What is being asked
Every line that holds "screenshot" should be shown.

Extracted entries
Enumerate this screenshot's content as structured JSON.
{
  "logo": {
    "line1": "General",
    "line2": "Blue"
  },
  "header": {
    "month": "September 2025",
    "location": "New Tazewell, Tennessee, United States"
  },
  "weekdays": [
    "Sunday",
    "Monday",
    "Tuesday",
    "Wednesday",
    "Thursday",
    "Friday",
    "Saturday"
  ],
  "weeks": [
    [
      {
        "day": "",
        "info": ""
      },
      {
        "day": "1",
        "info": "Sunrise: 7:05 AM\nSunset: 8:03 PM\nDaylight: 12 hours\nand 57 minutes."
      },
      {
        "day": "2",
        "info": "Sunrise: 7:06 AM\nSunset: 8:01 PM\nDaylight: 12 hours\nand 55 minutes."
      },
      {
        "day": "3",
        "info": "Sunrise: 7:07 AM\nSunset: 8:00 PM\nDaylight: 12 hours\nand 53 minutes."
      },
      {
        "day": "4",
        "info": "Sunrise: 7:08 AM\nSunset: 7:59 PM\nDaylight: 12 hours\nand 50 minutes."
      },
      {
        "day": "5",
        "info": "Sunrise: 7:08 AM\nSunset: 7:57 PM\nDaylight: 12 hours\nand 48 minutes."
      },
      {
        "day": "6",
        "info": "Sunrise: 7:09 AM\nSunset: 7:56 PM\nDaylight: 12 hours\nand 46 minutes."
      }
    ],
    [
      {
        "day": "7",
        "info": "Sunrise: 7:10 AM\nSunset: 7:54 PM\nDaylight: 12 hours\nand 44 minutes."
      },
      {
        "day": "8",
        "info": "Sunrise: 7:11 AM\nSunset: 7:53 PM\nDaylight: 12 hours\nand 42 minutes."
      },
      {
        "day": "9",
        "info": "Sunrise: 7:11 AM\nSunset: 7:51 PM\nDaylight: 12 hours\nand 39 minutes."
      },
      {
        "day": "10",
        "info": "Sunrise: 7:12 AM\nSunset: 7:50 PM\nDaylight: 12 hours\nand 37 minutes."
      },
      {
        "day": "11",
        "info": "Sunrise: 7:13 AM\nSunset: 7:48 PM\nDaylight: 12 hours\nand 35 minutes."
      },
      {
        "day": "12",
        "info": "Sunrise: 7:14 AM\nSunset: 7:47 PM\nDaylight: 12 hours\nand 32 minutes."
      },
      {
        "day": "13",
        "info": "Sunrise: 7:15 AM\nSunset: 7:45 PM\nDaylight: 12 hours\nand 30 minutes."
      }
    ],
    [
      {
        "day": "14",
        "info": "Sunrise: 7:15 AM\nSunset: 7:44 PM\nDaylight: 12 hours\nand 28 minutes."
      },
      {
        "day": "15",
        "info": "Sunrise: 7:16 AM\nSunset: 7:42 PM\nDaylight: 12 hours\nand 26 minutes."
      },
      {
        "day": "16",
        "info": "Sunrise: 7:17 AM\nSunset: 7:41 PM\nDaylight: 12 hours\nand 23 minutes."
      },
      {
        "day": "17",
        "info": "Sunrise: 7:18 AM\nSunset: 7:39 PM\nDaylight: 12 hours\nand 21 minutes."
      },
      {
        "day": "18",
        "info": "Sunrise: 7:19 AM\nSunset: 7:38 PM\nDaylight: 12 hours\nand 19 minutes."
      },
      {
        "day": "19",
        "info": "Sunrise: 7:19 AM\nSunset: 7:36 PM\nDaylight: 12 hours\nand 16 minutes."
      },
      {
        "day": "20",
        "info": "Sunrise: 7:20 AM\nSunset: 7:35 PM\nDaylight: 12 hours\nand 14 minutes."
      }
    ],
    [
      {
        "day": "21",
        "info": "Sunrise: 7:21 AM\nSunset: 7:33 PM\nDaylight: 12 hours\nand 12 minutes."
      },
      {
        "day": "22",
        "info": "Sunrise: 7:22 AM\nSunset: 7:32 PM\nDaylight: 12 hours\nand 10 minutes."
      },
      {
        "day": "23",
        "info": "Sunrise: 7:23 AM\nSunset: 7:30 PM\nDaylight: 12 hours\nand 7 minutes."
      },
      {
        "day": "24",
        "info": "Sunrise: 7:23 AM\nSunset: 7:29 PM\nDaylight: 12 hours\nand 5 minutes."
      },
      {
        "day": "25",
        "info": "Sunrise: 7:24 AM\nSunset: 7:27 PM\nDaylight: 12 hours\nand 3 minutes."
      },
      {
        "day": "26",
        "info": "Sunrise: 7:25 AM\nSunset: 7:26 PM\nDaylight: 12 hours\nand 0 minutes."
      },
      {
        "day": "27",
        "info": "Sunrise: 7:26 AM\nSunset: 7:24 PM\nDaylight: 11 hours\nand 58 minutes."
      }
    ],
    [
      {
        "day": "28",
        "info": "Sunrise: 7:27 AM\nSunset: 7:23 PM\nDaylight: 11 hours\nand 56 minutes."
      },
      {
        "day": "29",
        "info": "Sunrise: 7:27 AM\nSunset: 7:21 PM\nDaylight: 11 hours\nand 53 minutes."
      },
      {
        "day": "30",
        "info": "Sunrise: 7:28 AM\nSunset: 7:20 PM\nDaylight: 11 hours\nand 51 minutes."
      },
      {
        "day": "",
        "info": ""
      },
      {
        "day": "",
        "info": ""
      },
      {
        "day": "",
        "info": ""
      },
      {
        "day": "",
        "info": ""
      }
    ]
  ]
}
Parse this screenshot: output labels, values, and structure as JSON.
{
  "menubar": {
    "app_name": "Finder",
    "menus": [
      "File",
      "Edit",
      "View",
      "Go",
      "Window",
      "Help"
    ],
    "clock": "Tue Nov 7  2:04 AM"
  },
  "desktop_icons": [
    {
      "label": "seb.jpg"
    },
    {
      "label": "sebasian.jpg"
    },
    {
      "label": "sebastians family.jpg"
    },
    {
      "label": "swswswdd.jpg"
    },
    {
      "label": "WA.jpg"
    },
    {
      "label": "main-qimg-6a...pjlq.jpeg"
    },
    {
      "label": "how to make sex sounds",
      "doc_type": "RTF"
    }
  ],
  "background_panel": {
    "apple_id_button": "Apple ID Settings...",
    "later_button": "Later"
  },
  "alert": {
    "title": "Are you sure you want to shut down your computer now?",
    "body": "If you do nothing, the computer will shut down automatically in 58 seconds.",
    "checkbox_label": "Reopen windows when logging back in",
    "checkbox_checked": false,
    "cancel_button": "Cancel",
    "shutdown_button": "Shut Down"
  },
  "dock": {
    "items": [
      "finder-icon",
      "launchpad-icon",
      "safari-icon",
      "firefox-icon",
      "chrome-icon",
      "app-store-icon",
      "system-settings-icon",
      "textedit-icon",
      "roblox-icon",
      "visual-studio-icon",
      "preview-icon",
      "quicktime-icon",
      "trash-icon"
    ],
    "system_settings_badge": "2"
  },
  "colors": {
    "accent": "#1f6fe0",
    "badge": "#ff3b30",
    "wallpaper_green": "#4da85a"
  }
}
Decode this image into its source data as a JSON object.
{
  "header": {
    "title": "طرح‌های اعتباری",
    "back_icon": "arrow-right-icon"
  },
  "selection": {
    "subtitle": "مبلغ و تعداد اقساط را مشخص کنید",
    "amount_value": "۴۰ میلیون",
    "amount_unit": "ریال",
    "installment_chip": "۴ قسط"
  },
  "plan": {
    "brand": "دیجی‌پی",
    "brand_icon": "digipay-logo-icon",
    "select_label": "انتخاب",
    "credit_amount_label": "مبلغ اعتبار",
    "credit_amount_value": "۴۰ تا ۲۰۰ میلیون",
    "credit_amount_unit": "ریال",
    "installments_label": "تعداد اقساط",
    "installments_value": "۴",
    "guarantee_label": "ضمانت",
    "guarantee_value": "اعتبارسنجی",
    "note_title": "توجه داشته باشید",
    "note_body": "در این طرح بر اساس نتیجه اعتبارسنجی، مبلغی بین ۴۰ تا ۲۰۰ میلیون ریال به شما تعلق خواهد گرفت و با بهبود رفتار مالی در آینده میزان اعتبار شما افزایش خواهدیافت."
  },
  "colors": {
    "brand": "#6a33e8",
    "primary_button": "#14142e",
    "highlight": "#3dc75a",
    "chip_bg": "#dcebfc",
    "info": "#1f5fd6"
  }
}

Exercise output
Enumerate this screenshot's content as structured JSON.
Parse this screenshot: output labels, values, and structure as JSON.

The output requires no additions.